• _Your task_
Exactly repeat the full listing that follows.

• _Entries_
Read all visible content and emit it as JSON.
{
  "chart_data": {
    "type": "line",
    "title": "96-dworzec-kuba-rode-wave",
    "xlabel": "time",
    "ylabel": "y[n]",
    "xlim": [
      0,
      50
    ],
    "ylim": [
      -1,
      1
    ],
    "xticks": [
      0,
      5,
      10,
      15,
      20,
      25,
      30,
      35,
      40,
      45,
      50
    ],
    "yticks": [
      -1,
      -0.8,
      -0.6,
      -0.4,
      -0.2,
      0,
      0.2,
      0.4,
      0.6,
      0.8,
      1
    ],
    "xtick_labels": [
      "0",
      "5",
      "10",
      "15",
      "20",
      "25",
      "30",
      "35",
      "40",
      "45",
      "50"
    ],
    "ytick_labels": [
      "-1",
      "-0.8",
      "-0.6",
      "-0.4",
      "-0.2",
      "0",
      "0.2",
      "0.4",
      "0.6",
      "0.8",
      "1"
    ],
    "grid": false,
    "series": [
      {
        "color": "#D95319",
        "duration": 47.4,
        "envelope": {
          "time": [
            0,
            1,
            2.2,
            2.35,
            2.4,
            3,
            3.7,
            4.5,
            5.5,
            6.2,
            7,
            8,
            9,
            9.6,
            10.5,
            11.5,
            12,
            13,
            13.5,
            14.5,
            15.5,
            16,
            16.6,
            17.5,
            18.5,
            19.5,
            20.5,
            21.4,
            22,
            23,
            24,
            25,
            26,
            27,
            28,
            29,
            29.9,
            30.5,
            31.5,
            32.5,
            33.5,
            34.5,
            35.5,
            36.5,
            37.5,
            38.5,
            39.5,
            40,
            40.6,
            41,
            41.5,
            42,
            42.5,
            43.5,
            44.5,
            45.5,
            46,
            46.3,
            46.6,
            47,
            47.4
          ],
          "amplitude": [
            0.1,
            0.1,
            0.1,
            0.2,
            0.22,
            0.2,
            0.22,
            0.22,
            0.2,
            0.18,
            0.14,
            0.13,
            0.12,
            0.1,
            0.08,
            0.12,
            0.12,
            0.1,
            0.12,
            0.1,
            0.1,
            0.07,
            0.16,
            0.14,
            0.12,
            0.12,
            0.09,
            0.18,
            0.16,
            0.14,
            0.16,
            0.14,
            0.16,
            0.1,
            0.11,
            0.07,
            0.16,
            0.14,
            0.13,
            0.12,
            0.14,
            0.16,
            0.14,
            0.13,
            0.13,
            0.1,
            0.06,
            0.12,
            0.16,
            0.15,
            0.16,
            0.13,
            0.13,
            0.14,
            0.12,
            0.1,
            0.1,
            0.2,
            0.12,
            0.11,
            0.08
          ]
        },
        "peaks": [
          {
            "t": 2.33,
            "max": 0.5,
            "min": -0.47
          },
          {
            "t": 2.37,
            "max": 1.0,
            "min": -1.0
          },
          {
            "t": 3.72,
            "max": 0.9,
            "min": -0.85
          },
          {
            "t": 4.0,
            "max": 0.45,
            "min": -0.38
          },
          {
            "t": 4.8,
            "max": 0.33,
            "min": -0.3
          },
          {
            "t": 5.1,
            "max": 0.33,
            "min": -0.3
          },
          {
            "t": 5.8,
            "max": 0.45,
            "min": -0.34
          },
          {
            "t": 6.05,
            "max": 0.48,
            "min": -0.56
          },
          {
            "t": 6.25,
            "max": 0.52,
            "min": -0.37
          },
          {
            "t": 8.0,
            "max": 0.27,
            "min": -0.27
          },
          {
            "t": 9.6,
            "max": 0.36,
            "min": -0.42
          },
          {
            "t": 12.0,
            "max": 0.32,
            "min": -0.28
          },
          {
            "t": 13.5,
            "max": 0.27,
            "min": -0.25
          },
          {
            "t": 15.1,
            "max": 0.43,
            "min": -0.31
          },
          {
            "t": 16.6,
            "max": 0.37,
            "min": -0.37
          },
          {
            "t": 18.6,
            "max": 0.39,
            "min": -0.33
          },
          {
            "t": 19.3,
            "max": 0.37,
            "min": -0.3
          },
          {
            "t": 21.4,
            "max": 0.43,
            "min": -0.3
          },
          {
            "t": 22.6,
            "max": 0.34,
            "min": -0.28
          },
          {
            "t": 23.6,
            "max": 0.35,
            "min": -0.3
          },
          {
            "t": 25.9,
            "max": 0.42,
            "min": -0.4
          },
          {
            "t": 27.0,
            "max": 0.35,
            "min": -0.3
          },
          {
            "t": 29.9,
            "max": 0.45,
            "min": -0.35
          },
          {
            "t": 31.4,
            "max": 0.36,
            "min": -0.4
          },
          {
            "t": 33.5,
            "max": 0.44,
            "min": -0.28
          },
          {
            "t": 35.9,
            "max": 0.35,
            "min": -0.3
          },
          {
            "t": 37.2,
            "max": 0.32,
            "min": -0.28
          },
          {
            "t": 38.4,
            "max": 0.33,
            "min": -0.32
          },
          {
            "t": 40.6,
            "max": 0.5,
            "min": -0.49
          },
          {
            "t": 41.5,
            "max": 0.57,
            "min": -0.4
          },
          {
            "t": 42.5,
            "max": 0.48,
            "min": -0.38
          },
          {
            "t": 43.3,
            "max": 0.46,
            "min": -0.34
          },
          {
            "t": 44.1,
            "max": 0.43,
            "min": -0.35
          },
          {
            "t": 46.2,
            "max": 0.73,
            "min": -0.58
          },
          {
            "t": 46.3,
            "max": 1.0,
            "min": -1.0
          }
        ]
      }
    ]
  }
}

• _Answer to the task_
Read all visible content and emit it as JSON.
{
  "chart_data": {
    "type": "line",
    "title": "96-dworzec-kuba-rode-wave",
    "xlabel": "time",
    "ylabel": "y[n]",
    "xlim": [
      0,
      50
    ],
    "ylim": [
      -1,
      1
    ],
    "xticks": [
      0,
      5,
      10,
      15,
      20,
      25,
      30,
      35,
      40,
      45,
      50
    ],
    "yticks": [
      -1,
      -0.8,
      -0.6,
      -0.4,
      -0.2,
      0,
      0.2,
      0.4,
      0.6,
      0.8,
      1
    ],
    "xtick_labels": [
      "0",
      "5",
      "10",
      "15",
      "20",
      "25",
      "30",
      "35",
      "40",
      "45",
      "50"
    ],
    "ytick_labels": [
      "-1",
      "-0.8",
      "-0.6",
      "-0.4",
      "-0.2",
      "0",
      "0.2",
      "0.4",
      "0.6",
      "0.8",
      "1"
    ],
    "grid": false,
    "series": [
      {
        "color": "#D95319",
        "duration": 47.4,
        "envelope": {
          "time": [
            0,
            1,
            2.2,
            2.35,
            2.4,
            3,
            3.7,
            4.5,
            5.5,
            6.2,
            7,
            8,
            9,
            9.6,
            10.5,
            11.5,
            12,
            13,
            13.5,
            14.5,
            15.5,
            16,
            16.6,
            17.5,
            18.5,
            19.5,
            20.5,
            21.4,
            22,
            23,
            24,
            25,
            26,
            27,
            28,
            29,
            29.9,
            30.5,
            31.5,
            32.5,
            33.5,
            34.5,
            35.5,
            36.5,
            37.5,
            38.5,
            39.5,
            40,
            40.6,
            41,
            41.5,
            42,
            42.5,
            43.5,
            44.5,
            45.5,
            46,
            46.3,
            46.6,
            47,
            47.4
          ],
          "amplitude": [
            0.1,
            0.1,
            0.1,
            0.2,
            0.22,
            0.2,
            0.22,
            0.22,
            0.2,
            0.18,
            0.14,
            0.13,
            0.12,
            0.1,
            0.08,
            0.12,
            0.12,
            0.1,
            0.12,
            0.1,
            0.1,
            0.07,
            0.16,
            0.14,
            0.12,
            0.12,
            0.09,
            0.18,
            0.16,
            0.14,
            0.16,
            0.14,
            0.16,
            0.1,
            0.11,
            0.07,
            0.16,
            0.14,
            0.13,
            0.12,
            0.14,
            0.16,
            0.14,
            0.13,
            0.13,
            0.1,
            0.06,
            0.12,
            0.16,
            0.15,
            0.16,
            0.13,
            0.13,
            0.14,
            0.12,
            0.1,
            0.1,
            0.2,
            0.12,
            0.11,
            0.08
          ]
        },
        "peaks": [
          {
            "t": 2.33,
            "max": 0.5,
            "min": -0.47
          },
          {
            "t": 2.37,
            "max": 1.0,
            "min": -1.0
          },
          {
            "t": 3.72,
            "max": 0.9,
            "min": -0.85
          },
          {
            "t": 4.0,
            "max": 0.45,
            "min": -0.38
          },
          {
            "t": 4.8,
            "max": 0.33,
            "min": -0.3
          },
          {
            "t": 5.1,
            "max": 0.33,
            "min": -0.3
          },
          {
            "t": 5.8,
            "max": 0.45,
            "min": -0.34
          },
          {
            "t": 6.05,
            "max": 0.48,
            "min": -0.56
          },
          {
            "t": 6.25,
            "max": 0.52,
            "min": -0.37
          },
          {
            "t": 8.0,
            "max": 0.27,
            "min": -0.27
          },
          {
            "t": 9.6,
            "max": 0.36,
            "min": -0.42
          },
          {
            "t": 12.0,
            "max": 0.32,
            "min": -0.28
          },
          {
            "t": 13.5,
            "max": 0.27,
            "min": -0.25
          },
          {
            "t": 15.1,
            "max": 0.43,
            "min": -0.31
          },
          {
            "t": 16.6,
            "max": 0.37,
            "min": -0.37
          },
          {
            "t": 18.6,
            "max": 0.39,
            "min": -0.33
          },
          {
            "t": 19.3,
            "max": 0.37,
            "min": -0.3
          },
          {
            "t": 21.4,
            "max": 0.43,
            "min": -0.3
          },
          {
            "t": 22.6,
            "max": 0.34,
            "min": -0.28
          },
          {
            "t": 23.6,
            "max": 0.35,
            "min": -0.3
          },
          {
            "t": 25.9,
            "max": 0.42,
            "min": -0.4
          },
          {
            "t": 27.0,
            "max": 0.35,
            "min": -0.3
          },
          {
            "t": 29.9,
            "max": 0.45,
            "min": -0.35
          },
          {
            "t": 31.4,
            "max": 0.36,
            "min": -0.4
          },
          {
            "t": 33.5,
            "max": 0.44,
            "min": -0.28
          },
          {
            "t": 35.9,
            "max": 0.35,
            "min": -0.3
          },
          {
            "t": 37.2,
            "max": 0.32,
            "min": -0.28
          },
          {
            "t": 38.4,
            "max": 0.33,
            "min": -0.32
          },
          {
            "t": 40.6,
            "max": 0.5,
            "min": -0.49
          },
          {
            "t": 41.5,
            "max": 0.57,
            "min": -0.4
          },
          {
            "t": 42.5,
            "max": 0.48,
            "min": -0.38
          },
          {
            "t": 43.3,
            "max": 0.46,
            "min": -0.34
          },
          {
            "t": 44.1,
            "max": 0.43,
            "min": -0.35
          },
          {
            "t": 46.2,
            "max": 0.73,
            "min": -0.58
          },
          {
            "t": 46.3,
            "max": 1.0,
            "min": -1.0
          }
        ]
      }
    ]
  }
}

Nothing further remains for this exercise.